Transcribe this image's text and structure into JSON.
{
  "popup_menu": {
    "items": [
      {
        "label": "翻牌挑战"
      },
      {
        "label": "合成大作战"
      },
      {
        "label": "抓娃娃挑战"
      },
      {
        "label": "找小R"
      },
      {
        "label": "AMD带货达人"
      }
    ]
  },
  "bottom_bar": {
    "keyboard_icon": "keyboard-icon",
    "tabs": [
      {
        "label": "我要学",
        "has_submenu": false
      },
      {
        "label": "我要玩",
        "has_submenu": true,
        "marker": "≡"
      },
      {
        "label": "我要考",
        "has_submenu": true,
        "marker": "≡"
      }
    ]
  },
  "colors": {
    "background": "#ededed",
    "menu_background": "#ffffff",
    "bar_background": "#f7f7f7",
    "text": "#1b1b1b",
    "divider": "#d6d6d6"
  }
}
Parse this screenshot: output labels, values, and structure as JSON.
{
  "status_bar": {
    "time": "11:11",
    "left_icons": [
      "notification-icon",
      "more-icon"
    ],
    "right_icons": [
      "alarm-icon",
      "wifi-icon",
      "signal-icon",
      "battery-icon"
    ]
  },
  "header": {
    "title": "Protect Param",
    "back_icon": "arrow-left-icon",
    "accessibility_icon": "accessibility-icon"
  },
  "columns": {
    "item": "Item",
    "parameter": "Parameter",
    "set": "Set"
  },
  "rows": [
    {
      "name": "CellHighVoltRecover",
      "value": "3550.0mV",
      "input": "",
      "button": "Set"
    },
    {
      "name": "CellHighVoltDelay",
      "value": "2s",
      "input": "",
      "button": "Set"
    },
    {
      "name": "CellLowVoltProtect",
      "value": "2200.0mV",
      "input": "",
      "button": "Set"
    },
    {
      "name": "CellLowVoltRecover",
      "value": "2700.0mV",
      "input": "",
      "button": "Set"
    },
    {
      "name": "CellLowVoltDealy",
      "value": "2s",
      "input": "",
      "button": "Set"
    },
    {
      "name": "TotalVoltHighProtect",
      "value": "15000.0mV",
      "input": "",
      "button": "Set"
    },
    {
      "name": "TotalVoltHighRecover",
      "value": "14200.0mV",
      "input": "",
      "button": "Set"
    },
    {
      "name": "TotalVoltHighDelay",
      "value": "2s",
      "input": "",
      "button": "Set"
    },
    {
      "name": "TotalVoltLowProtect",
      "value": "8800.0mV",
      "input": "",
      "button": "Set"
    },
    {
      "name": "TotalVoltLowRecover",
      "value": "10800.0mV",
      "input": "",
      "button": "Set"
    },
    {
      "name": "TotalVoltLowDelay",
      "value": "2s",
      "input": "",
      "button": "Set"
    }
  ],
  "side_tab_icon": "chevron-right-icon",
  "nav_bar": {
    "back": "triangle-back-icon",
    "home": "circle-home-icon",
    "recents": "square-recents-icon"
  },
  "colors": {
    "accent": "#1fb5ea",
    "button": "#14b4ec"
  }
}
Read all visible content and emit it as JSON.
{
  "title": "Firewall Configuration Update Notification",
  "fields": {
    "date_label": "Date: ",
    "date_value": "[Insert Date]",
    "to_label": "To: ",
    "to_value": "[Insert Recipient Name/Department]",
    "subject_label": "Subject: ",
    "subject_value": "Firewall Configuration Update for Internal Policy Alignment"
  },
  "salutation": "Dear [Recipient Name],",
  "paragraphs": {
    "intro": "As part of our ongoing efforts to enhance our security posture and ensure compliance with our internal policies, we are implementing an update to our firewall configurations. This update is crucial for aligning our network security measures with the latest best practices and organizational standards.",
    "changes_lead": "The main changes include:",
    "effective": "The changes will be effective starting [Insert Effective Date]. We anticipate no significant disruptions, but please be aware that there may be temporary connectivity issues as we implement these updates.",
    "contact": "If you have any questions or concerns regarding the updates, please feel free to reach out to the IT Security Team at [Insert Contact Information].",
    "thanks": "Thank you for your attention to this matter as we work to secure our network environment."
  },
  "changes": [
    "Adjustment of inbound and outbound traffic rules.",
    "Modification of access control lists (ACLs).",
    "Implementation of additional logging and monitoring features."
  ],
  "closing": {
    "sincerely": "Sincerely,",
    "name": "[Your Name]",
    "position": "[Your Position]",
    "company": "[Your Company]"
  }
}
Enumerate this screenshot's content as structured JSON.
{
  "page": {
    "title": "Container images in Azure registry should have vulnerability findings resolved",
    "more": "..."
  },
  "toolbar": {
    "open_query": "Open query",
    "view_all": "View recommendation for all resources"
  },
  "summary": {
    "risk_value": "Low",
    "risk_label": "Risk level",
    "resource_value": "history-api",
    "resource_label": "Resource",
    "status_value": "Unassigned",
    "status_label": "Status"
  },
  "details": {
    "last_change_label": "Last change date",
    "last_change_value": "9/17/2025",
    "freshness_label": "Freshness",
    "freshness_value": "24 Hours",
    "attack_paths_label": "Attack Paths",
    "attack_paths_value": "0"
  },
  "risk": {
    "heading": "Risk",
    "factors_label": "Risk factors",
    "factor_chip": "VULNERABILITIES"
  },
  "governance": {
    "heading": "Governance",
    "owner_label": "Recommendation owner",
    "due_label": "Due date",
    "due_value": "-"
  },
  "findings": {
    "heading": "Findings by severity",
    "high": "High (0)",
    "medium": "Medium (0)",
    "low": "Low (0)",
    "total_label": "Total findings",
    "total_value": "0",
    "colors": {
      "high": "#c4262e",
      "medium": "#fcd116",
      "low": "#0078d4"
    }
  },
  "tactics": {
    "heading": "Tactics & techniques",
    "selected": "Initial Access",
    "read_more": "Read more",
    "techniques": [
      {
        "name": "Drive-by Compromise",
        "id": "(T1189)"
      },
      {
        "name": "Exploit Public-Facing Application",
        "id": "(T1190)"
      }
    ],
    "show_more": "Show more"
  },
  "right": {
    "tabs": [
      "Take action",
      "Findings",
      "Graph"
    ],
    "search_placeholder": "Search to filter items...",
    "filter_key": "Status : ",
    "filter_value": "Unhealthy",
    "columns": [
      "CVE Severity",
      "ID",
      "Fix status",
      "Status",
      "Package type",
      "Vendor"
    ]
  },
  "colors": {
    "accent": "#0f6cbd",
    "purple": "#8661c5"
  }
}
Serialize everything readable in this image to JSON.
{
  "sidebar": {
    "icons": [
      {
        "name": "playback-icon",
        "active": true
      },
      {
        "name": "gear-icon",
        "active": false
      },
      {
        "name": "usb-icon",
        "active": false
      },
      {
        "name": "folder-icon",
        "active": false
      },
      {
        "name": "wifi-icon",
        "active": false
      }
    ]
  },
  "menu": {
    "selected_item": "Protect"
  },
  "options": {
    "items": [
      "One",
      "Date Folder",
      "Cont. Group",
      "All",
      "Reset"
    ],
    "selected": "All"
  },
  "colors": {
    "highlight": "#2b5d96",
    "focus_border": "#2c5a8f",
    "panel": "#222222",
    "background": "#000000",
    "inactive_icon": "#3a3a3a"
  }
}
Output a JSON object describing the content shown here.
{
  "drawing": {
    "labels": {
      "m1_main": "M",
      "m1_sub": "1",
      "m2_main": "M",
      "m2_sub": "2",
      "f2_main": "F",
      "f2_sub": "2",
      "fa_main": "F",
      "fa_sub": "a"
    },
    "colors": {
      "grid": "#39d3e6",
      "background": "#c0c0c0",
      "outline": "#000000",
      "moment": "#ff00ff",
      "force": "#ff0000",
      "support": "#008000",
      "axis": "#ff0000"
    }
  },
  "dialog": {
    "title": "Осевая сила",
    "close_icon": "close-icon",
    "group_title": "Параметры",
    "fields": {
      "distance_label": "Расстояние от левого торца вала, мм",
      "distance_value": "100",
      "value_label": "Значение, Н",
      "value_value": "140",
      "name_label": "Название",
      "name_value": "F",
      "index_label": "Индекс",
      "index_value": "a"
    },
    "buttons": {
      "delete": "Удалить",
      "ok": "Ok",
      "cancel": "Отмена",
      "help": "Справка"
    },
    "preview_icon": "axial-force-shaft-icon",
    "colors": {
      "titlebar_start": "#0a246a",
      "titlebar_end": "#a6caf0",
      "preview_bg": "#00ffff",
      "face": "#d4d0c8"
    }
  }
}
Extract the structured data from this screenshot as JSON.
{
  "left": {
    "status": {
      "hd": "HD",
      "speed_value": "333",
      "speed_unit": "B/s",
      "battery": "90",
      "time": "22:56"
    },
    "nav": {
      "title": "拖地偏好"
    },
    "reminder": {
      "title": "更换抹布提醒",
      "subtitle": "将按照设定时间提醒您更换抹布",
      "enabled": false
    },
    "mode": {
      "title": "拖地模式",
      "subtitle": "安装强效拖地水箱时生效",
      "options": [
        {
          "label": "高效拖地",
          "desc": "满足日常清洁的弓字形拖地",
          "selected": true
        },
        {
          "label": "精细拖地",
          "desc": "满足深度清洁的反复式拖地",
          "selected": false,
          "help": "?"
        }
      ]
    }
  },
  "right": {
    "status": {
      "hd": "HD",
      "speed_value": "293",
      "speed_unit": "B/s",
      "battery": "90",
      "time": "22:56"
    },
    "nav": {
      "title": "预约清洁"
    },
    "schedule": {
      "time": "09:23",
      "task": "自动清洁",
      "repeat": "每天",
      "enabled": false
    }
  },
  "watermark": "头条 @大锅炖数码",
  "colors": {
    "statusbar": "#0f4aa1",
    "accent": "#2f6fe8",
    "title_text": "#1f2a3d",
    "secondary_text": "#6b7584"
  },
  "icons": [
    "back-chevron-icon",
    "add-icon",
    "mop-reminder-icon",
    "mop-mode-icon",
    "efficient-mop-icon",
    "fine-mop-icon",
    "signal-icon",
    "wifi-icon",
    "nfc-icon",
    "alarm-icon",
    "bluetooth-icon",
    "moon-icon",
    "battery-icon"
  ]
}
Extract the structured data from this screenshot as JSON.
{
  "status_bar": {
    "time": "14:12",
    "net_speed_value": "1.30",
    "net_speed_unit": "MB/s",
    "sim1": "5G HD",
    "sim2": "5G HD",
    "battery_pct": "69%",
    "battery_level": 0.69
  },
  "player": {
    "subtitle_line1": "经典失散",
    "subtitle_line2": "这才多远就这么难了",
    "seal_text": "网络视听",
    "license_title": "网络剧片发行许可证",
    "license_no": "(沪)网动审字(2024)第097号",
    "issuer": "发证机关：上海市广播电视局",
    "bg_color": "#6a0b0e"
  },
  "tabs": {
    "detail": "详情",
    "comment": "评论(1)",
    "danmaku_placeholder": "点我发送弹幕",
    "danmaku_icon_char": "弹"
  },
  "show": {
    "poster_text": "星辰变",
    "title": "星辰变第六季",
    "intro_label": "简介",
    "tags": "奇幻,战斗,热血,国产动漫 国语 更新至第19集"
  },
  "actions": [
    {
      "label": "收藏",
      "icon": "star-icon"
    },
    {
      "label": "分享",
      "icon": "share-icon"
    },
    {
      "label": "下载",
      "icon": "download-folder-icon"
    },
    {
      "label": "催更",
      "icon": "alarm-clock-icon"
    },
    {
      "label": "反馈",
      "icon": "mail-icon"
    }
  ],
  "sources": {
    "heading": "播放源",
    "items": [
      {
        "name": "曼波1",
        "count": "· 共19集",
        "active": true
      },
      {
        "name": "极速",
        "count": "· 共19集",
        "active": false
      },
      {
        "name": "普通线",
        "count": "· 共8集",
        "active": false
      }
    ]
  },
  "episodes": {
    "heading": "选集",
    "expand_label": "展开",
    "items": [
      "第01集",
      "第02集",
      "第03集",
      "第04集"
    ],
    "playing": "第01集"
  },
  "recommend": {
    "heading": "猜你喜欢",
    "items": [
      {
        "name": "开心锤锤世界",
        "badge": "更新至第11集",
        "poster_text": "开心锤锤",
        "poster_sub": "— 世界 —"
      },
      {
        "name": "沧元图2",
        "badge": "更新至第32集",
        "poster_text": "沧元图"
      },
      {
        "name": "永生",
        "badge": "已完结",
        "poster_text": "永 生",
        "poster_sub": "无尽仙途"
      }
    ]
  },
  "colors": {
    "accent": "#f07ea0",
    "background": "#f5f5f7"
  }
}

===

**AIM OF THE TASK:**
Where a line contains "force", copy that line.

**RESULT FOR THIS TASK:**
      "force": "#ff0000",
    "preview_icon": "axial-force-shaft-icon",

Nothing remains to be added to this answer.